* [Set exercise]: Word for word, print each line of the listing below; pictures stay out.

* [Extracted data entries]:

(begin)

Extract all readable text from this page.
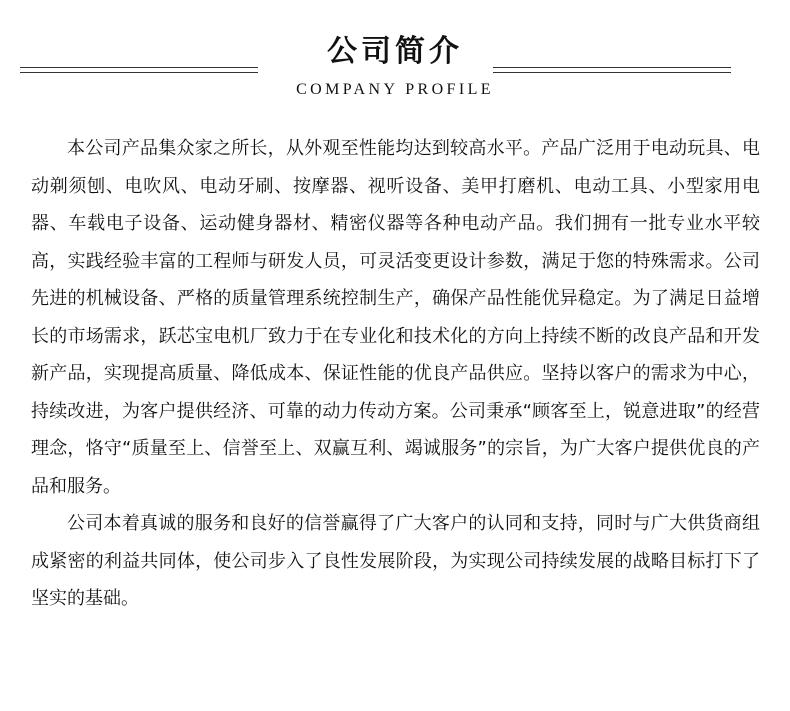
公司简介
COMPANY PROFILE

本公司产品集众家之所长，从外观至性能均达到较高水平。产品广泛用于电动玩具、电动剃须刨、电吹风、电动牙刷、按摩器、视听设备、美甲打磨机、电动工具、小型家用电器、车载电子设备、运动健身器材、精密仪器等各种电动产品。我们拥有一批专业水平较高，实践经验丰富的工程师与研发人员，可灵活变更设计参数，满足于您的特殊需求。公司先进的机械设备、严格的质量管理系统控制生产，确保产品性能优异稳定。为了满足日益增长的市场需求，跃芯宝电机厂致力于在专业化和技术化的方向上持续不断的改良产品和开发新产品，实现提高质量、降低成本、保证性能的优良产品供应。坚持以客户的需求为中心，持续改进，为客户提供经济、可靠的动力传动方案。公司秉承“顾客至上，锐意进取”的经营理念，恪守“质量至上、信誉至上、双赢互利、竭诚服务”的宗旨，为广大客户提供优良的产品和服务。

公司本着真诚的服务和良好的信誉赢得了广大客户的认同和支持，同时与广大供货商组成紧密的利益共同体，使公司步入了良性发展阶段，为实现公司持续发展的战略目标打下了坚实的基础。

(end)

* [Expected answer]:
Extract all readable text from this page.
公司简介
COMPANY PROFILE

本公司产品集众家之所长，从外观至性能均达到较高水平。产品广泛用于电动玩具、电动剃须刨、电吹风、电动牙刷、按摩器、视听设备、美甲打磨机、电动工具、小型家用电器、车载电子设备、运动健身器材、精密仪器等各种电动产品。我们拥有一批专业水平较高，实践经验丰富的工程师与研发人员，可灵活变更设计参数，满足于您的特殊需求。公司先进的机械设备、严格的质量管理系统控制生产，确保产品性能优异稳定。为了满足日益增长的市场需求，跃芯宝电机厂致力于在专业化和技术化的方向上持续不断的改良产品和开发新产品，实现提高质量、降低成本、保证性能的优良产品供应。坚持以客户的需求为中心，持续改进，为客户提供经济、可靠的动力传动方案。公司秉承“顾客至上，锐意进取”的经营理念，恪守“质量至上、信誉至上、双赢互利、竭诚服务”的宗旨，为广大客户提供优良的产品和服务。

公司本着真诚的服务和良好的信誉赢得了广大客户的认同和支持，同时与广大供货商组成紧密的利益共同体，使公司步入了良性发展阶段，为实现公司持续发展的战略目标打下了坚实的基础。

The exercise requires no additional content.